**WHAT NEEDS TO BE DONE**
Please return, word for word, the part of the records that opens with their first line and closes with the line containing "pass-link-06[interactable]: Pass-06 bbox=[122, 555, 195, 586]", including both of those lines.
— Begin RAW RECORDS —
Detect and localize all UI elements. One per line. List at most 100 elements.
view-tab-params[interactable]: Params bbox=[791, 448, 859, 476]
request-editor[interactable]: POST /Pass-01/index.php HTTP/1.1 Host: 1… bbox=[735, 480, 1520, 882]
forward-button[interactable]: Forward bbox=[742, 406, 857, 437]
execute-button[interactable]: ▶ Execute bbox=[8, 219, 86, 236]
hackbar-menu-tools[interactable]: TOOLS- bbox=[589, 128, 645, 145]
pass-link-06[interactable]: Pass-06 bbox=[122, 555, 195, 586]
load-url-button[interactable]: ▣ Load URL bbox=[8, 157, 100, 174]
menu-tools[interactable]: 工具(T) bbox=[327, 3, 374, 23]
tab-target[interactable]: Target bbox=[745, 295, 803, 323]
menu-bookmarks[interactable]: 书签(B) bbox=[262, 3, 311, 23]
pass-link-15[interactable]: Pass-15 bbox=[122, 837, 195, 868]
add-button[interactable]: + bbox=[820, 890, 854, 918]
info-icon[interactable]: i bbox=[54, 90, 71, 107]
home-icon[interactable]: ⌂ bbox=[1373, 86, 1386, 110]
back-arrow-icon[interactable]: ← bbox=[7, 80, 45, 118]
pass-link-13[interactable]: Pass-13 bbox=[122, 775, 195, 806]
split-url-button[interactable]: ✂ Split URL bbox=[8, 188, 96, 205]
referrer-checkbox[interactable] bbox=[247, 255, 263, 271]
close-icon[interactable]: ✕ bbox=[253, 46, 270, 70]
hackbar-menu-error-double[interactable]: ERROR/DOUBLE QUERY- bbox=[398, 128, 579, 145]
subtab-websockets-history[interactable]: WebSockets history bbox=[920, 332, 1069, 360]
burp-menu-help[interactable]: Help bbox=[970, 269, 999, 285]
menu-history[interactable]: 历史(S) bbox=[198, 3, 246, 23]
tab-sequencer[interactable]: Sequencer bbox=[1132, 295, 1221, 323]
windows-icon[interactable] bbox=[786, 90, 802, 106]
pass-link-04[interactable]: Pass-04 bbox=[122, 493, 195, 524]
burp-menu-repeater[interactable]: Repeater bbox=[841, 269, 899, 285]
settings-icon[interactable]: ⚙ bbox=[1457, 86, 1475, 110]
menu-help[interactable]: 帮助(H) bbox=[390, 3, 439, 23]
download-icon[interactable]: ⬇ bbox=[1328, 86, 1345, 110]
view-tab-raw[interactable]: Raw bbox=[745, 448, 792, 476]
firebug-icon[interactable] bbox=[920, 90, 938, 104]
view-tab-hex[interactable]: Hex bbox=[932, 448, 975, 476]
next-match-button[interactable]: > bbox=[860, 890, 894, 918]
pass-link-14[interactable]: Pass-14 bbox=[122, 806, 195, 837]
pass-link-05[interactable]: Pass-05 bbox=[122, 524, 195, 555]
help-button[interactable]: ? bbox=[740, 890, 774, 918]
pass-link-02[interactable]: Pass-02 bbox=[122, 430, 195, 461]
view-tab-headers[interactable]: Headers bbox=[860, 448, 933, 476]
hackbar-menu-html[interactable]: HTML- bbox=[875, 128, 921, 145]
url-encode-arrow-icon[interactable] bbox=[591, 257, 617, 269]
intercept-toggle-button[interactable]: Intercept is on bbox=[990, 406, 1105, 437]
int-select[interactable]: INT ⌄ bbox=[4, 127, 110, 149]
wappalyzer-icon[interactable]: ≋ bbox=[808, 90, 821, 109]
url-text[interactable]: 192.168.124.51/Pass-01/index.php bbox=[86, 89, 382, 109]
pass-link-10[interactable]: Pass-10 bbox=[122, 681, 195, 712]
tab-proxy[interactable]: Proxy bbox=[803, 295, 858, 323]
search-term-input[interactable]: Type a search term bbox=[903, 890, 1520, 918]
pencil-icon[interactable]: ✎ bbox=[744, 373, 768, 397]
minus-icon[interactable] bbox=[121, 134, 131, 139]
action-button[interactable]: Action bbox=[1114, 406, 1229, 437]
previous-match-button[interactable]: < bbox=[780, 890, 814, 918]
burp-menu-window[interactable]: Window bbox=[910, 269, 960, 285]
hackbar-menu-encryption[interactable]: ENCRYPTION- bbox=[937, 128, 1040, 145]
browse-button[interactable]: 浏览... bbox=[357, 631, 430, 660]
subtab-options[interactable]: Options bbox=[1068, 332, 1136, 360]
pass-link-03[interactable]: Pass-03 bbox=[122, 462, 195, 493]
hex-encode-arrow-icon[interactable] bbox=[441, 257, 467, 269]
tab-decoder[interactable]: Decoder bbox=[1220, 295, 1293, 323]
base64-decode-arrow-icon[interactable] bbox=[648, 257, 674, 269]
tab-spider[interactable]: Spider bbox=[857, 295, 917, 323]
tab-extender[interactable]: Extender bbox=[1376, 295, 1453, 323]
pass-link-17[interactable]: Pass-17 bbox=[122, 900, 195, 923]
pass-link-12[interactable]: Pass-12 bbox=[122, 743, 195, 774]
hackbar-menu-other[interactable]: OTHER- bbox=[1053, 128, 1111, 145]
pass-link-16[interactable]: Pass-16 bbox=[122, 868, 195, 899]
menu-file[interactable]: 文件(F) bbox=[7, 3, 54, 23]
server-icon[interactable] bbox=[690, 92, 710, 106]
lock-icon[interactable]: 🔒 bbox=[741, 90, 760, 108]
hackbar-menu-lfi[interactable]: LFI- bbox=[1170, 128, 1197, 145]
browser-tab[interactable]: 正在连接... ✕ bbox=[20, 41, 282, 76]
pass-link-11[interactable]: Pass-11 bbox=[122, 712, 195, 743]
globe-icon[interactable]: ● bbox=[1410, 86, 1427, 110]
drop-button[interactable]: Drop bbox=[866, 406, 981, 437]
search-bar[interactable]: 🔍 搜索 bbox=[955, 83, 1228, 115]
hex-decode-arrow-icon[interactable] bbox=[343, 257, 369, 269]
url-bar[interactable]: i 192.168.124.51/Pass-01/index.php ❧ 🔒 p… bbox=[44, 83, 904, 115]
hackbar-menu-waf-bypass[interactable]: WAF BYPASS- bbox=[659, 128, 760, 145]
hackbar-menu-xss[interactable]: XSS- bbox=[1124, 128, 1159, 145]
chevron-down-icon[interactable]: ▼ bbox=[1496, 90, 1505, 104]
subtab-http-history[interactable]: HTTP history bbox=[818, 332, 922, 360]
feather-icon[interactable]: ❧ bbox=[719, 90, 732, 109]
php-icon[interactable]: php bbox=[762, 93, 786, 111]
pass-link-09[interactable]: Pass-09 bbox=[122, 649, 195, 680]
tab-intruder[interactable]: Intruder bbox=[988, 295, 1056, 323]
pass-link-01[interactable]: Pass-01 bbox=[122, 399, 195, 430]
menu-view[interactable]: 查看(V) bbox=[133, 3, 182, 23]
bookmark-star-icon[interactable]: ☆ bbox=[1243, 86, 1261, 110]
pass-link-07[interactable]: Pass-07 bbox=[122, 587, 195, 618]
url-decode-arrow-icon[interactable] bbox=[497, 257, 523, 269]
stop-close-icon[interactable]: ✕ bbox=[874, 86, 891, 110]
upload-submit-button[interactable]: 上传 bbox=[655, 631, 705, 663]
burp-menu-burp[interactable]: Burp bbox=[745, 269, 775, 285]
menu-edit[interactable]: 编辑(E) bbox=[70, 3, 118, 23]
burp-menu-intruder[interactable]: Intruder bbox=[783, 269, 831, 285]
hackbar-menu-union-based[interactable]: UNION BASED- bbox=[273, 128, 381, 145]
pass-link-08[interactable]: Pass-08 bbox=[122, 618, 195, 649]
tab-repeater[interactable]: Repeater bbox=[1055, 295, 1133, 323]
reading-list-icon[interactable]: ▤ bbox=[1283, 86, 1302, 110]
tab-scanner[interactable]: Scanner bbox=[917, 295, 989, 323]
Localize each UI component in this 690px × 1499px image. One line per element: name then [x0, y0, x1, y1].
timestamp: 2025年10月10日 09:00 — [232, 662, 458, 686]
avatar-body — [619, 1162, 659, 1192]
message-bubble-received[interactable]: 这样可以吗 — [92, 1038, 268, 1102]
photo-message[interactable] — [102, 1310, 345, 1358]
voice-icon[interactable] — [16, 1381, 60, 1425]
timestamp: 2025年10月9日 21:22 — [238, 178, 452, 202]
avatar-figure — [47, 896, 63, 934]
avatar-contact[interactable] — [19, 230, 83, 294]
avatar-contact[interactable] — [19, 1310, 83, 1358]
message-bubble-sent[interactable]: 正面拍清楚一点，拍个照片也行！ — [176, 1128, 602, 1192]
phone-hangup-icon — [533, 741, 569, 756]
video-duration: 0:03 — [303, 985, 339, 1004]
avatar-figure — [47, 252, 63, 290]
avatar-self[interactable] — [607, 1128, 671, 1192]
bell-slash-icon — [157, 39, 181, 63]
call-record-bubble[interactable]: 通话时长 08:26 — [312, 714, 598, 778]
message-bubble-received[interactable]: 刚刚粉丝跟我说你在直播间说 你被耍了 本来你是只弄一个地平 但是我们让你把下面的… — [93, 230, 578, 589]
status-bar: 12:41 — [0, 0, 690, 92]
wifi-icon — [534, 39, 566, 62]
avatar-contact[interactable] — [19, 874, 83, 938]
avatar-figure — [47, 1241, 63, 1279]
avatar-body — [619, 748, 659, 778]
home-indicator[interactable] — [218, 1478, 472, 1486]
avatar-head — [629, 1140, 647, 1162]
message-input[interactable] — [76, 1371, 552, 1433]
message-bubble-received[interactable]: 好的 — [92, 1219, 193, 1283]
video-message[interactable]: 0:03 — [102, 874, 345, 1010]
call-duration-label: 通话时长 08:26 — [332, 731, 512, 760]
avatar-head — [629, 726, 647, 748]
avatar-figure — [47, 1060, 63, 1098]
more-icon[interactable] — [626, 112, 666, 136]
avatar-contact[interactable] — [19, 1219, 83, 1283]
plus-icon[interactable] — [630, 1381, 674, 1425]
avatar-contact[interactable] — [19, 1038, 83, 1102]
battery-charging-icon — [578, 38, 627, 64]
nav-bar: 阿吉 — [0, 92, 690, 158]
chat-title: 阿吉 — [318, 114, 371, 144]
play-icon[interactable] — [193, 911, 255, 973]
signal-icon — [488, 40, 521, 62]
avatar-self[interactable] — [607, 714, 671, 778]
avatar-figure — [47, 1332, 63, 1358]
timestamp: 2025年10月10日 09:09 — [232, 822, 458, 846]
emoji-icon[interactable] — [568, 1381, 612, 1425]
— End RAW RECORDS —
**WRITTEN REPLY**
Detect and localize all UI elements. One per line. List at most 100 elements.
view-tab-params[interactable]: Params bbox=[791, 448, 859, 476]
request-editor[interactable]: POST /Pass-01/index.php HTTP/1.1 Host: 1… bbox=[735, 480, 1520, 882]
forward-button[interactable]: Forward bbox=[742, 406, 857, 437]
execute-button[interactable]: ▶ Execute bbox=[8, 219, 86, 236]
hackbar-menu-tools[interactable]: TOOLS- bbox=[589, 128, 645, 145]
pass-link-06[interactable]: Pass-06 bbox=[122, 555, 195, 586]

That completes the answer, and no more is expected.